## [Stated goal]
The entries below should be quoted exactly, with no pictures carried over.

++++ Data in this exercise

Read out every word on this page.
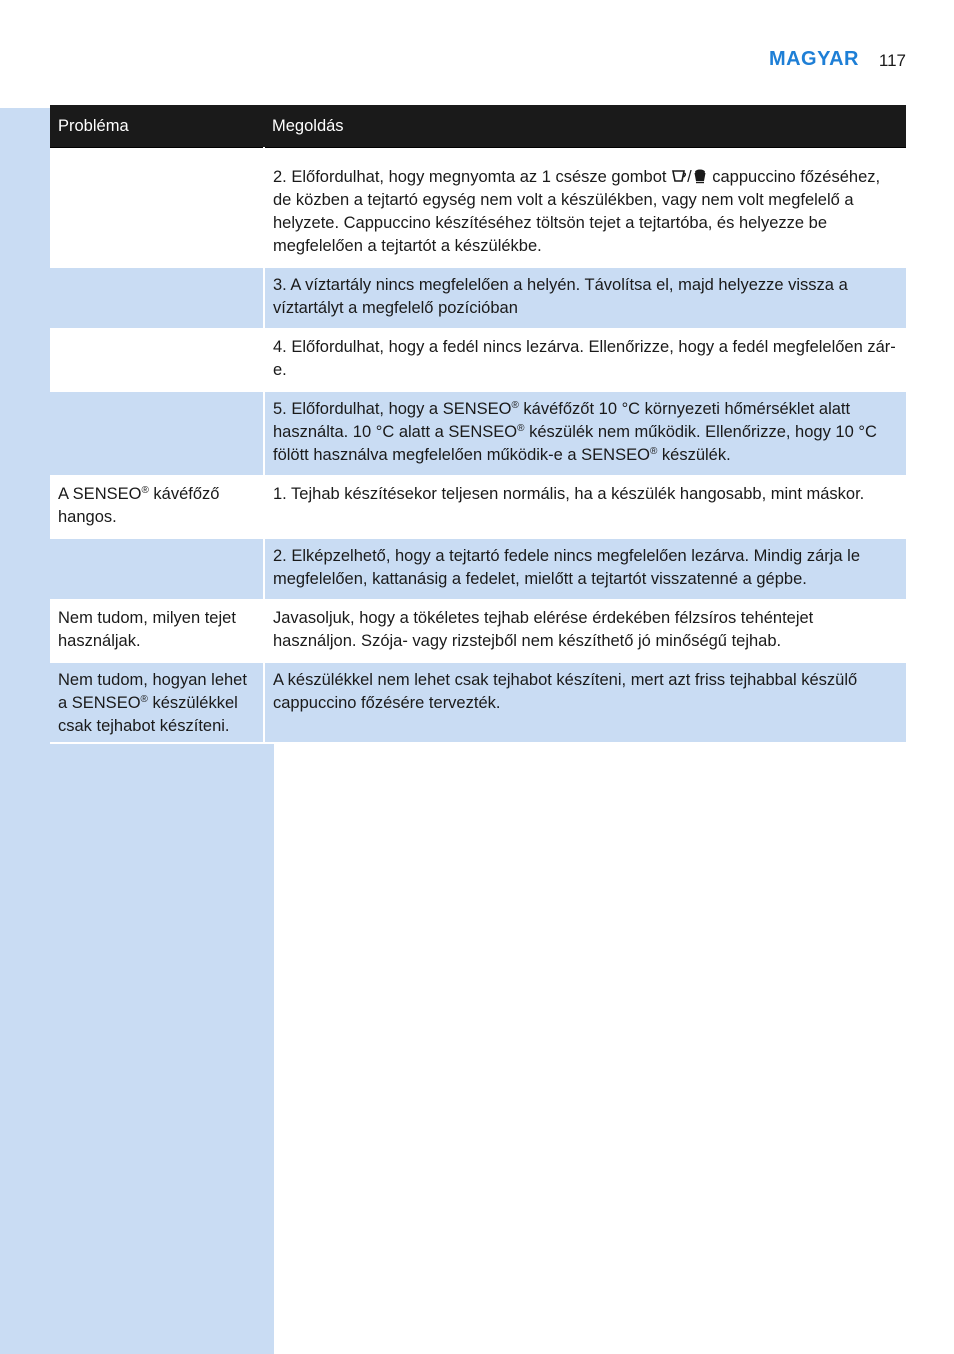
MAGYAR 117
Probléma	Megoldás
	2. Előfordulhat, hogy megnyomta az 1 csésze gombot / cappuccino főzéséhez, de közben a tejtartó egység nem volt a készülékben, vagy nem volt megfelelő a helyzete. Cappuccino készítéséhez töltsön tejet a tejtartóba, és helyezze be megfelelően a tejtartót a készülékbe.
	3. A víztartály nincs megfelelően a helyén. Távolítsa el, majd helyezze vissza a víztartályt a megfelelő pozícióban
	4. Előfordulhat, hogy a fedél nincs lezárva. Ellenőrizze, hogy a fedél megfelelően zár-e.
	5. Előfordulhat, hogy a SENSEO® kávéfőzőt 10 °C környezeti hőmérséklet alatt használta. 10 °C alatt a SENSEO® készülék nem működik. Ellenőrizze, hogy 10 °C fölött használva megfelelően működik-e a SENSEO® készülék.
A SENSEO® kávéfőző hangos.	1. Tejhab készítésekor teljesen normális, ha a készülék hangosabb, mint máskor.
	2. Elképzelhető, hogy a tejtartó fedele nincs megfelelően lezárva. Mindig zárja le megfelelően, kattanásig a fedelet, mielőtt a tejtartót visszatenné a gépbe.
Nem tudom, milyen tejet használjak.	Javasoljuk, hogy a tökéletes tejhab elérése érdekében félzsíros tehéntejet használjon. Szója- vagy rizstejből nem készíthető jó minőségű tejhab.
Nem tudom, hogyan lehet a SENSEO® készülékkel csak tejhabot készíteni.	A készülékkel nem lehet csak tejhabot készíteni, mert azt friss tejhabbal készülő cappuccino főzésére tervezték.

++++++++

## [Solved problem]
Read out every word on this page.
MAGYAR 117
Probléma	Megoldás
	2. Előfordulhat, hogy megnyomta az 1 csésze gombot / cappuccino főzéséhez, de közben a tejtartó egység nem volt a készülékben, vagy nem volt megfelelő a helyzete. Cappuccino készítéséhez töltsön tejet a tejtartóba, és helyezze be megfelelően a tejtartót a készülékbe.
	3. A víztartály nincs megfelelően a helyén. Távolítsa el, majd helyezze vissza a víztartályt a megfelelő pozícióban
	4. Előfordulhat, hogy a fedél nincs lezárva. Ellenőrizze, hogy a fedél megfelelően zár-e.
	5. Előfordulhat, hogy a SENSEO® kávéfőzőt 10 °C környezeti hőmérséklet alatt használta. 10 °C alatt a SENSEO® készülék nem működik. Ellenőrizze, hogy 10 °C fölött használva megfelelően működik-e a SENSEO® készülék.
A SENSEO® kávéfőző hangos.	1. Tejhab készítésekor teljesen normális, ha a készülék hangosabb, mint máskor.
	2. Elképzelhető, hogy a tejtartó fedele nincs megfelelően lezárva. Mindig zárja le megfelelően, kattanásig a fedelet, mielőtt a tejtartót visszatenné a gépbe.
Nem tudom, milyen tejet használjak.	Javasoljuk, hogy a tökéletes tejhab elérése érdekében félzsíros tehéntejet használjon. Szója- vagy rizstejből nem készíthető jó minőségű tejhab.
Nem tudom, hogyan lehet a SENSEO® készülékkel csak tejhabot készíteni.	A készülékkel nem lehet csak tejhabot készíteni, mert azt friss tejhabbal készülő cappuccino főzésére tervezték.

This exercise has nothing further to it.